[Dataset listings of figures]
---

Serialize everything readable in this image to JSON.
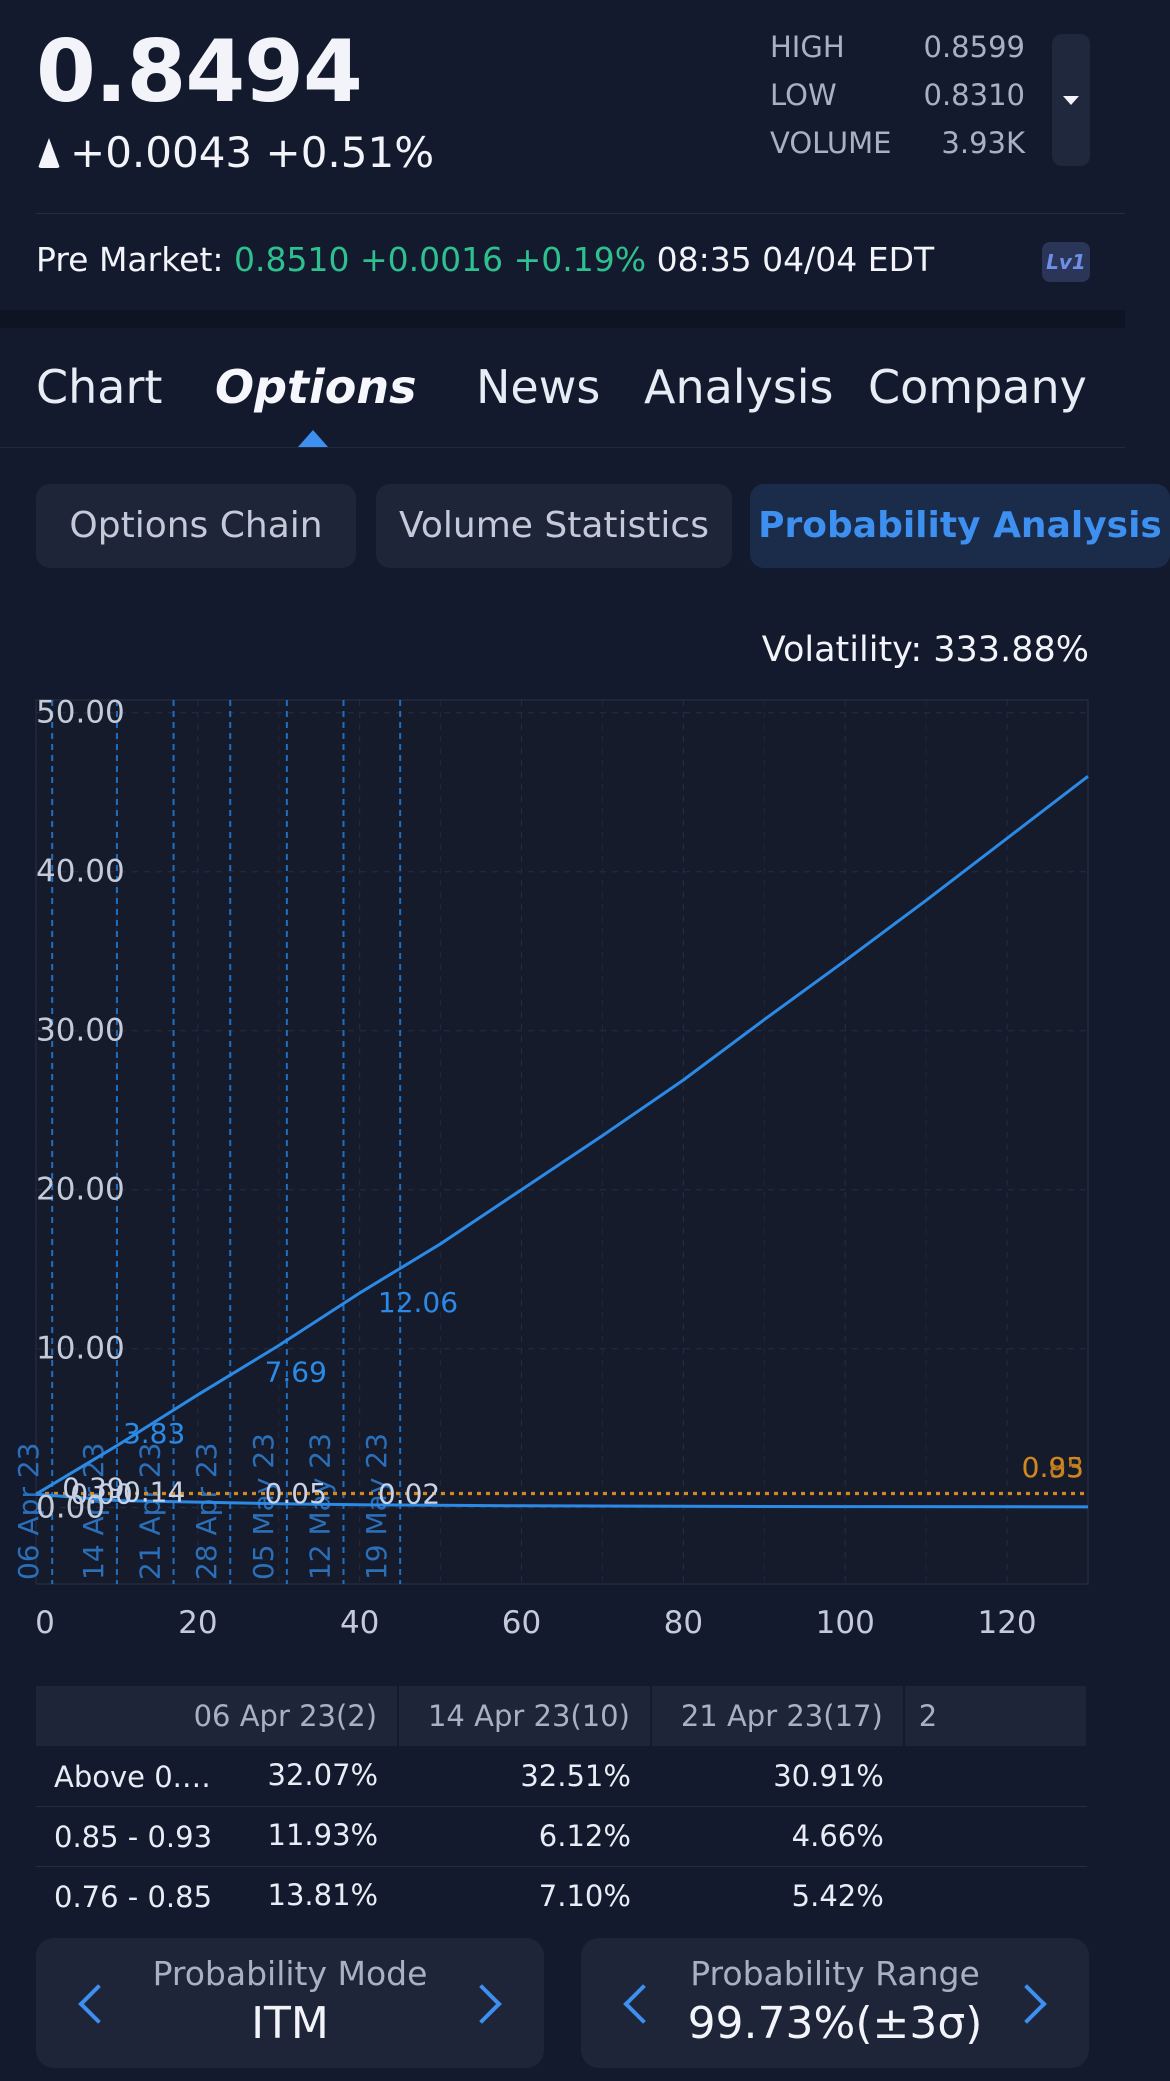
{
  "quote": {
    "price": "0.8494",
    "change": "+0.0043 +0.51%",
    "stats": [
      {
        "label": "HIGH",
        "value": "0.8599"
      },
      {
        "label": "LOW",
        "value": "0.8310"
      },
      {
        "label": "VOLUME",
        "value": "3.93K"
      }
    ]
  },
  "premarket": {
    "label": "Pre Market:",
    "price": "0.8510",
    "change": "+0.0016 +0.19%",
    "time": "08:35 04/04 EDT",
    "badge": "Lv1"
  },
  "tabs": [
    "Chart",
    "Options",
    "News",
    "Analysis",
    "Company"
  ],
  "active_tab": "Options",
  "subtabs": [
    "Options Chain",
    "Volume Statistics",
    "Probability Analysis"
  ],
  "active_subtab": "Probability Analysis",
  "volatility": "Volatility: 333.88%",
  "chart_data": {
    "type": "line",
    "x_ticks": [
      "0",
      "20",
      "40",
      "60",
      "80",
      "100",
      "120"
    ],
    "y_ticks": [
      "0.00",
      "10.00",
      "20.00",
      "30.00",
      "40.00",
      "50.00"
    ],
    "xlim": [
      0,
      130
    ],
    "ylim": [
      -4.8,
      50.8
    ],
    "grid": true,
    "series": [
      {
        "values": [
          [
            0,
            0.85
          ],
          [
            10,
            3.9
          ],
          [
            20,
            7.1
          ],
          [
            30,
            10.2
          ],
          [
            40,
            13.5
          ],
          [
            50,
            16.6
          ],
          [
            60,
            20.0
          ],
          [
            70,
            23.4
          ],
          [
            80,
            26.9
          ],
          [
            90,
            30.7
          ],
          [
            100,
            34.4
          ],
          [
            110,
            38.2
          ],
          [
            120,
            42.1
          ],
          [
            130,
            46.0
          ]
        ],
        "color": "#2b8ae6"
      },
      {
        "values": [
          [
            0,
            0.85
          ],
          [
            10,
            0.45
          ],
          [
            20,
            0.35
          ],
          [
            30,
            0.25
          ],
          [
            40,
            0.18
          ],
          [
            60,
            0.12
          ],
          [
            80,
            0.09
          ],
          [
            100,
            0.07
          ],
          [
            130,
            0.05
          ]
        ],
        "color": "#2b8ae6"
      }
    ],
    "expiry_lines": [
      {
        "x": 2,
        "label": "06 Apr 23"
      },
      {
        "x": 10,
        "label": "14 Apr 23"
      },
      {
        "x": 17,
        "label": "21 Apr 23"
      },
      {
        "x": 24,
        "label": "28 Apr 23"
      },
      {
        "x": 31,
        "label": "05 May 23"
      },
      {
        "x": 38,
        "label": "12 May 23"
      },
      {
        "x": 45,
        "label": "19 May 23"
      }
    ],
    "reference_lines": [
      {
        "y": 0.93,
        "label": "0.93",
        "color": "#d4891e"
      },
      {
        "y": 0.85,
        "label": "0.85",
        "color": "#d4891e"
      }
    ],
    "annotations": [
      {
        "x": 3,
        "y": 0.39,
        "text": "0.39",
        "color": "#c9d3e6"
      },
      {
        "x": 4,
        "y": 0.0,
        "text": "0.00",
        "color": "#c9d3e6"
      },
      {
        "x": 10.5,
        "y": 3.83,
        "text": "3.83",
        "color": "#2b8ae6"
      },
      {
        "x": 10.5,
        "y": 0.14,
        "text": "0.14",
        "color": "#c9d3e6"
      },
      {
        "x": 28,
        "y": 7.69,
        "text": "7.69",
        "color": "#2b8ae6"
      },
      {
        "x": 28,
        "y": 0.05,
        "text": "0.05",
        "color": "#c9d3e6"
      },
      {
        "x": 42,
        "y": 12.06,
        "text": "12.06",
        "color": "#2b8ae6"
      },
      {
        "x": 42,
        "y": 0.02,
        "text": "0.02",
        "color": "#c9d3e6"
      }
    ]
  },
  "table": {
    "headers": [
      "",
      "06 Apr 23(2)",
      "14 Apr 23(10)",
      "21 Apr 23(17)",
      "2"
    ],
    "rows": [
      {
        "label": "Above 0.…",
        "values": [
          "32.07%",
          "32.51%",
          "30.91%",
          ""
        ]
      },
      {
        "label": "0.85 - 0.93",
        "values": [
          "11.93%",
          "6.12%",
          "4.66%",
          ""
        ]
      },
      {
        "label": "0.76 - 0.85",
        "values": [
          "13.81%",
          "7.10%",
          "5.42%",
          ""
        ]
      }
    ]
  },
  "bottom": {
    "mode_title": "Probability Mode",
    "mode_value": "ITM",
    "range_title": "Probability Range",
    "range_value": "99.73%(±3σ)"
  },
  "colors": {
    "accent": "#3d8ff0",
    "up": "#2ec08f",
    "orange": "#d4891e",
    "background": "#141a2e"
  }
}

---

- What you will do -
Report back each line of the entries that holds the string "Analysis".

- Reply to the exercise -
    "Analysis",
    "Probability Analysis"
  "active_subtab": "Probability Analysis",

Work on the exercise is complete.